GIVEN RECORDS
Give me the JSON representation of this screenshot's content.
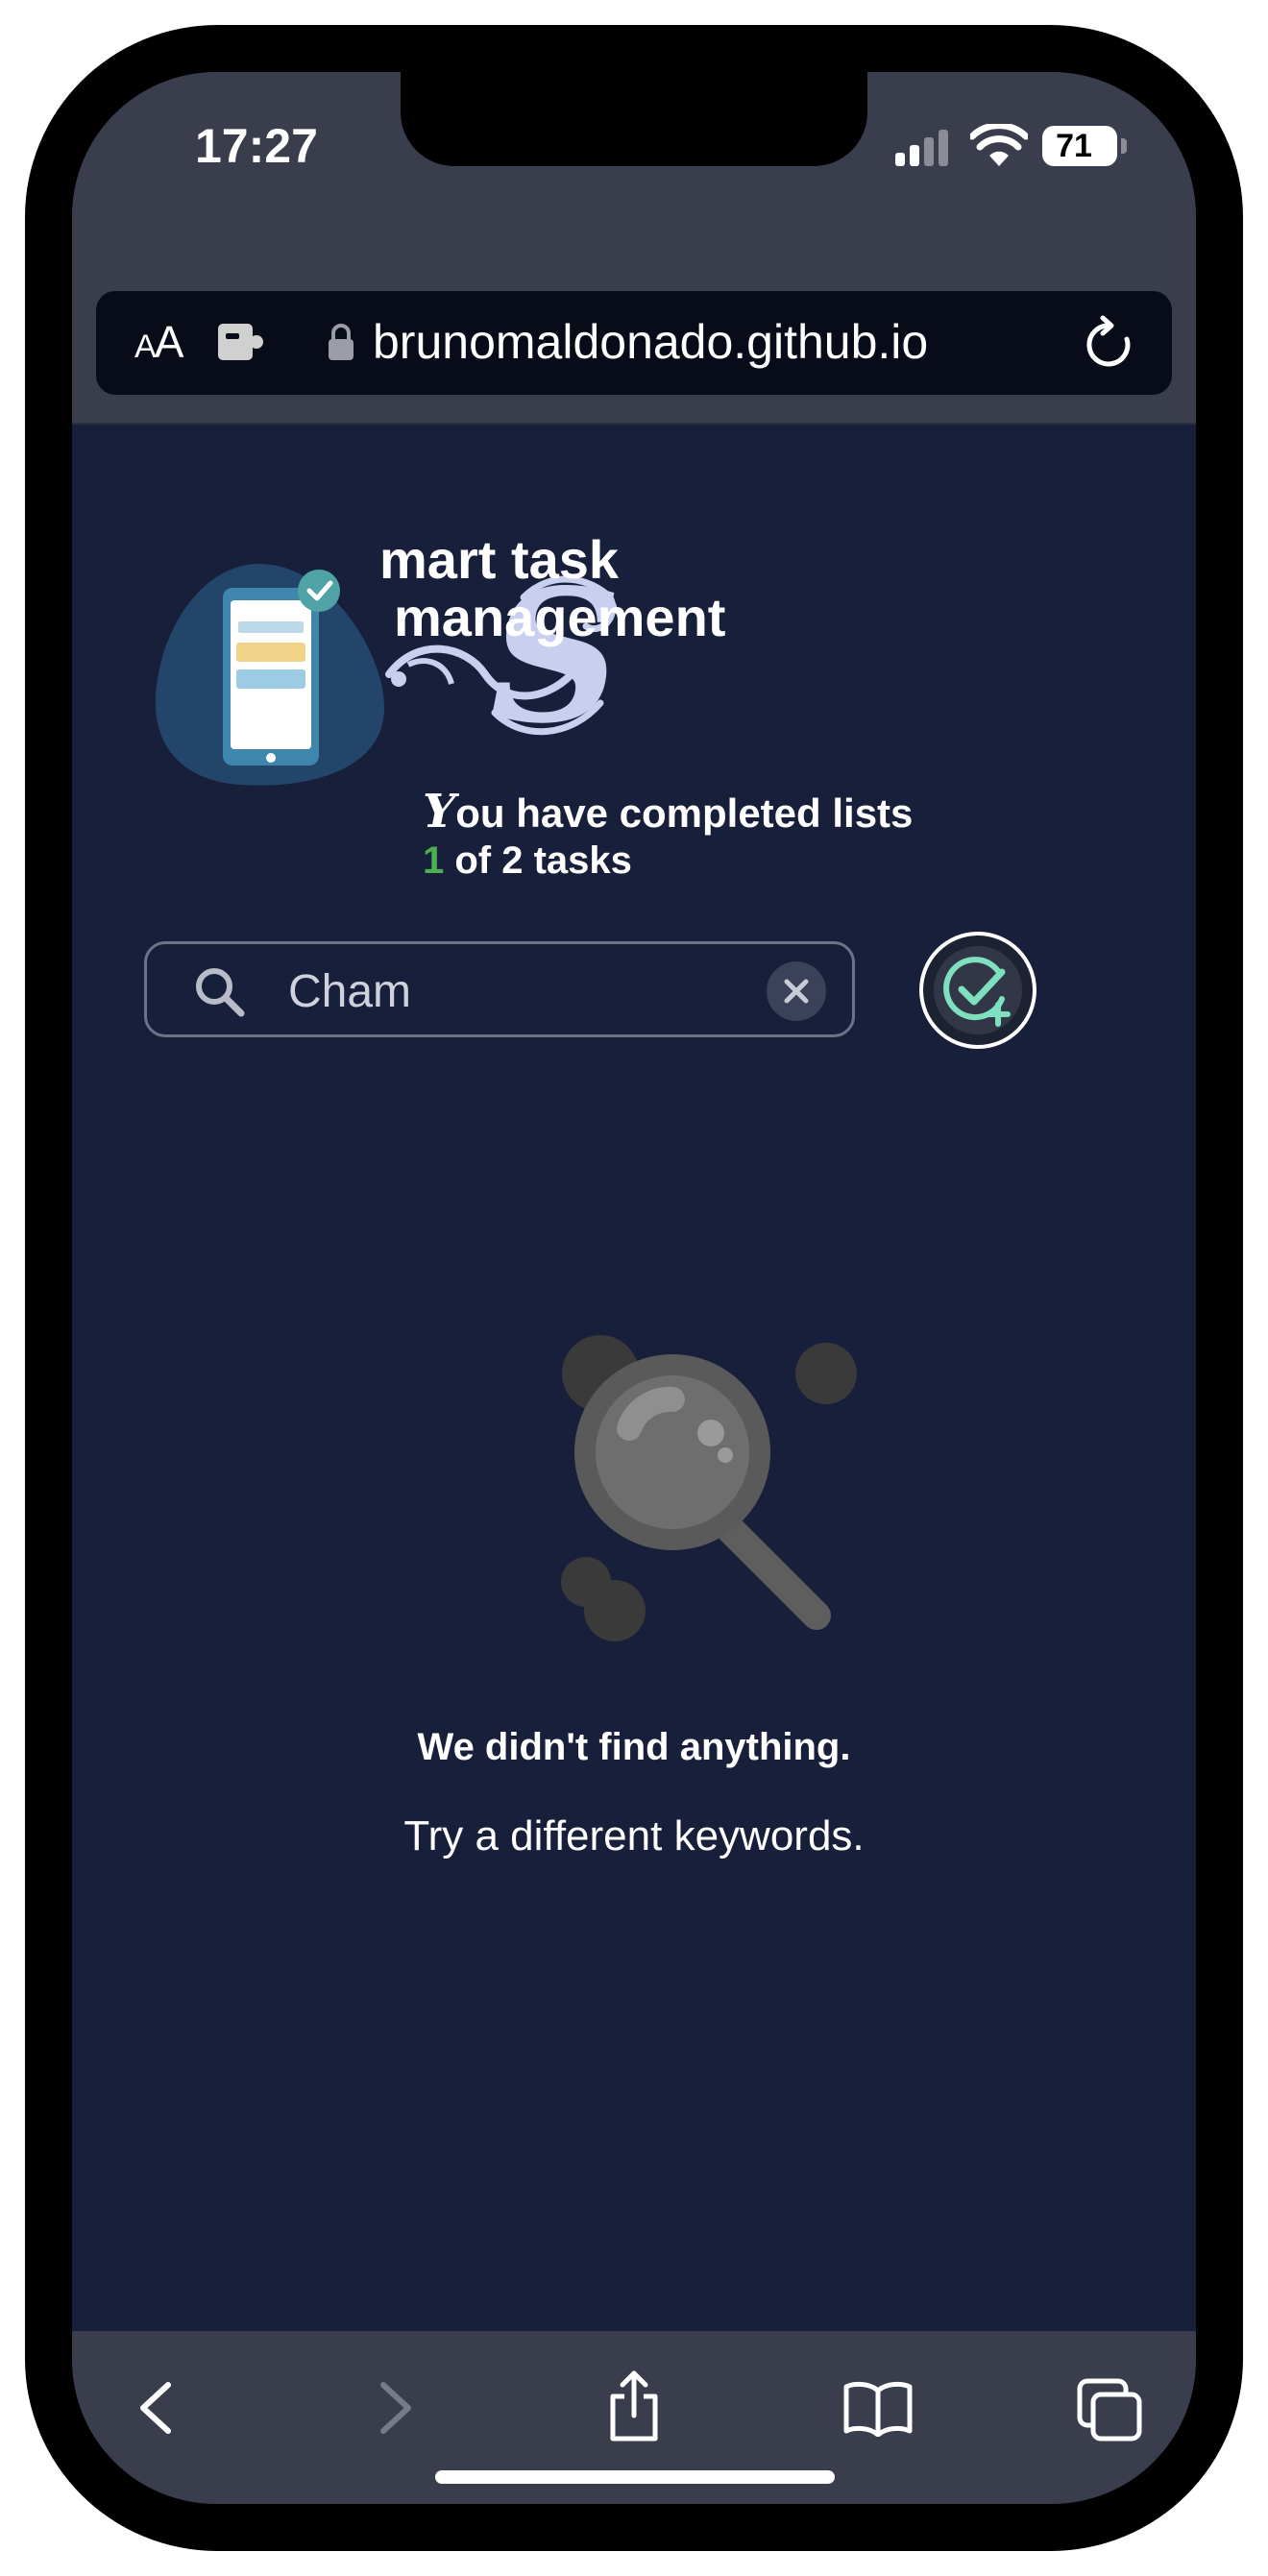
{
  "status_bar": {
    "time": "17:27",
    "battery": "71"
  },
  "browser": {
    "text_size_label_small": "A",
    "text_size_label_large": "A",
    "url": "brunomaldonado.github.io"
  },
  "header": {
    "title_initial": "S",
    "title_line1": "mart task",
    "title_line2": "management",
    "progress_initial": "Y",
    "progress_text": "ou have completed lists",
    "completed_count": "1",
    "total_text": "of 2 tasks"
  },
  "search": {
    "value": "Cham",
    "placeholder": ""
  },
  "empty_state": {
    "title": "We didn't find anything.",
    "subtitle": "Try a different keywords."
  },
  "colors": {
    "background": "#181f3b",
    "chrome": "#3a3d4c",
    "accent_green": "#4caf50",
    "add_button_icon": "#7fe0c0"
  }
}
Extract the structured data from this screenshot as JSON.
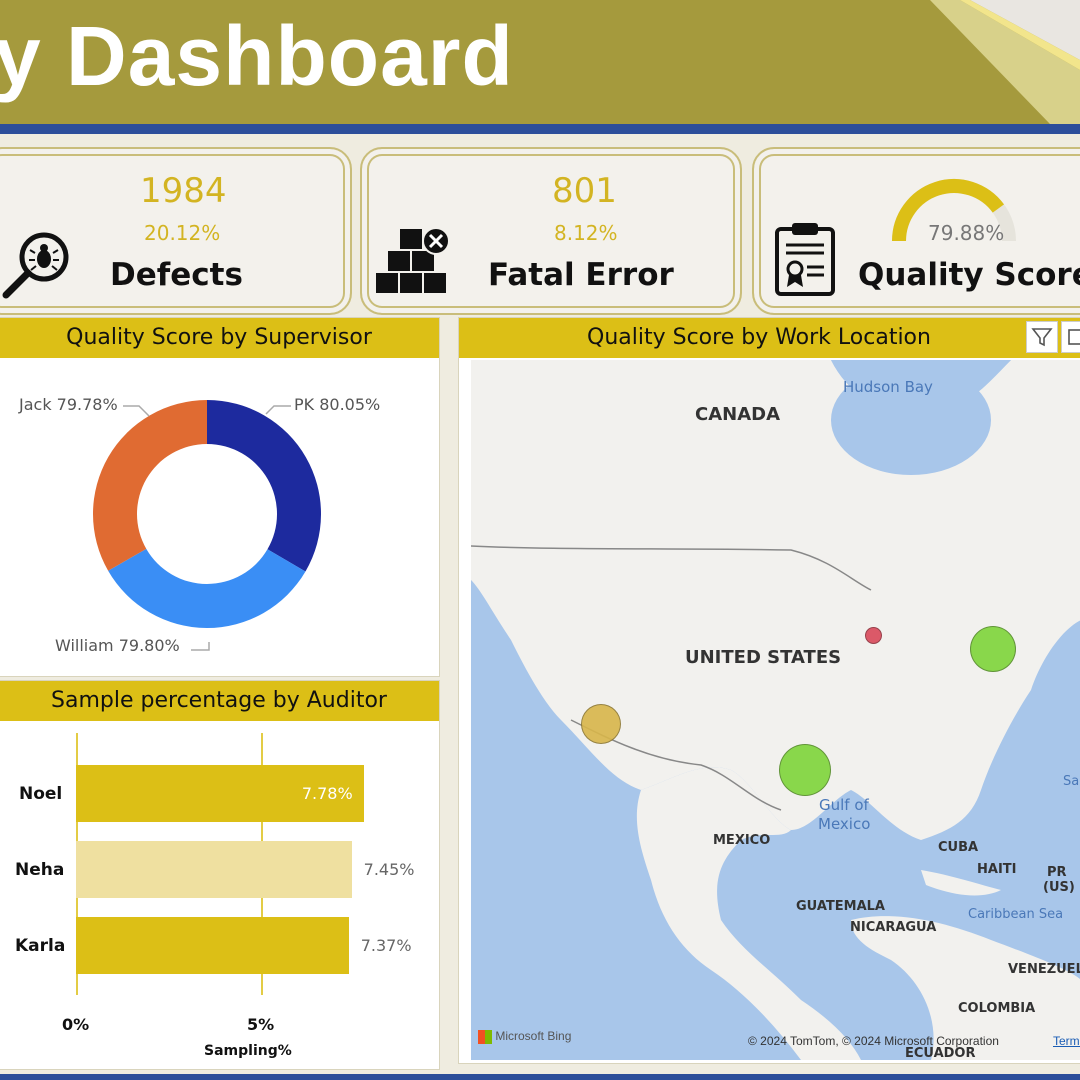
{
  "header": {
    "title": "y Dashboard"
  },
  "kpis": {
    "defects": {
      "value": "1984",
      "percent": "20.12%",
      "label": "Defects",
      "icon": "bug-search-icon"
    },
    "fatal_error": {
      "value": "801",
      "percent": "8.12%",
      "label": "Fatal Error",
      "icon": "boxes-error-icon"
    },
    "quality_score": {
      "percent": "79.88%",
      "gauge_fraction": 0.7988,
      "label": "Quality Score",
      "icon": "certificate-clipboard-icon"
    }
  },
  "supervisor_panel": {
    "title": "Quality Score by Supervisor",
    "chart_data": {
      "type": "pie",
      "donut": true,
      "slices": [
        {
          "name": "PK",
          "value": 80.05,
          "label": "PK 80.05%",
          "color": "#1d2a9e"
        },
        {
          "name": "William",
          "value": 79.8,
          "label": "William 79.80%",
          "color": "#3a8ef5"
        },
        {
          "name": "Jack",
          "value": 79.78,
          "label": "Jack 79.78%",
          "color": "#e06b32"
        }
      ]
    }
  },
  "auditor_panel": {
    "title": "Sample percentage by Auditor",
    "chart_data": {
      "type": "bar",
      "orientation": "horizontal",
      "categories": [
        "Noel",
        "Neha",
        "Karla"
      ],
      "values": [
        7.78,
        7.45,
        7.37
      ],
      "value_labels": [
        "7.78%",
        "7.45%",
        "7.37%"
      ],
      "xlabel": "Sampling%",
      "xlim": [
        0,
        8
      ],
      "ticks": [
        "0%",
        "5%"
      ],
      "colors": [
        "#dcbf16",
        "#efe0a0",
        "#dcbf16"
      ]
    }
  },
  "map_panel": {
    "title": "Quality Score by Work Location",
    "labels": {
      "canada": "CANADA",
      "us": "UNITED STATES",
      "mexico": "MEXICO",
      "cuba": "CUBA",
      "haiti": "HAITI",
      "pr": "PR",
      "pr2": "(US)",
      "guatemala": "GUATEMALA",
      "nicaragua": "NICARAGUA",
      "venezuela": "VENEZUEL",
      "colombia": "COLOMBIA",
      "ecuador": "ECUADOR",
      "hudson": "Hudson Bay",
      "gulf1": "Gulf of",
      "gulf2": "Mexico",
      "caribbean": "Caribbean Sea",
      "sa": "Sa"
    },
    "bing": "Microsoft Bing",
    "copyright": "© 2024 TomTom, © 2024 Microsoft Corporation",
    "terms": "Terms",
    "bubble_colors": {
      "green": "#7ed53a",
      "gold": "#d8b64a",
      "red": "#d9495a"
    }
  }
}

WHAT YOU HAVE TO DO
Repeat each entry exactly. Pictures do not belong in the copy.

THE OUTPUT
Give me the JSON representation of this screenshot's content.
{
  "status_bar": {
    "time": "17:27",
    "battery": "71"
  },
  "browser": {
    "text_size_label_small": "A",
    "text_size_label_large": "A",
    "url": "brunomaldonado.github.io"
  },
  "header": {
    "title_initial": "S",
    "title_line1": "mart task",
    "title_line2": "management",
    "progress_initial": "Y",
    "progress_text": "ou have completed lists",
    "completed_count": "1",
    "total_text": "of 2 tasks"
  },
  "search": {
    "value": "Cham",
    "placeholder": ""
  },
  "empty_state": {
    "title": "We didn't find anything.",
    "subtitle": "Try a different keywords."
  },
  "colors": {
    "background": "#181f3b",
    "chrome": "#3a3d4c",
    "accent_green": "#4caf50",
    "add_button_icon": "#7fe0c0"
  }
}
Extract the structured data from this screenshot as JSON.
{
  "header": {
    "title": "y Dashboard"
  },
  "kpis": {
    "defects": {
      "value": "1984",
      "percent": "20.12%",
      "label": "Defects",
      "icon": "bug-search-icon"
    },
    "fatal_error": {
      "value": "801",
      "percent": "8.12%",
      "label": "Fatal Error",
      "icon": "boxes-error-icon"
    },
    "quality_score": {
      "percent": "79.88%",
      "gauge_fraction": 0.7988,
      "label": "Quality Score",
      "icon": "certificate-clipboard-icon"
    }
  },
  "supervisor_panel": {
    "title": "Quality Score by Supervisor",
    "chart_data": {
      "type": "pie",
      "donut": true,
      "slices": [
        {
          "name": "PK",
          "value": 80.05,
          "label": "PK 80.05%",
          "color": "#1d2a9e"
        },
        {
          "name": "William",
          "value": 79.8,
          "label": "William 79.80%",
          "color": "#3a8ef5"
        },
        {
          "name": "Jack",
          "value": 79.78,
          "label": "Jack 79.78%",
          "color": "#e06b32"
        }
      ]
    }
  },
  "auditor_panel": {
    "title": "Sample percentage by Auditor",
    "chart_data": {
      "type": "bar",
      "orientation": "horizontal",
      "categories": [
        "Noel",
        "Neha",
        "Karla"
      ],
      "values": [
        7.78,
        7.45,
        7.37
      ],
      "value_labels": [
        "7.78%",
        "7.45%",
        "7.37%"
      ],
      "xlabel": "Sampling%",
      "xlim": [
        0,
        8
      ],
      "ticks": [
        "0%",
        "5%"
      ],
      "colors": [
        "#dcbf16",
        "#efe0a0",
        "#dcbf16"
      ]
    }
  },
  "map_panel": {
    "title": "Quality Score by Work Location",
    "labels": {
      "canada": "CANADA",
      "us": "UNITED STATES",
      "mexico": "MEXICO",
      "cuba": "CUBA",
      "haiti": "HAITI",
      "pr": "PR",
      "pr2": "(US)",
      "guatemala": "GUATEMALA",
      "nicaragua": "NICARAGUA",
      "venezuela": "VENEZUEL",
      "colombia": "COLOMBIA",
      "ecuador": "ECUADOR",
      "hudson": "Hudson Bay",
      "gulf1": "Gulf of",
      "gulf2": "Mexico",
      "caribbean": "Caribbean Sea",
      "sa": "Sa"
    },
    "bing": "Microsoft Bing",
    "copyright": "© 2024 TomTom, © 2024 Microsoft Corporation",
    "terms": "Terms",
    "bubble_colors": {
      "green": "#7ed53a",
      "gold": "#d8b64a",
      "red": "#d9495a"
    }
  }
}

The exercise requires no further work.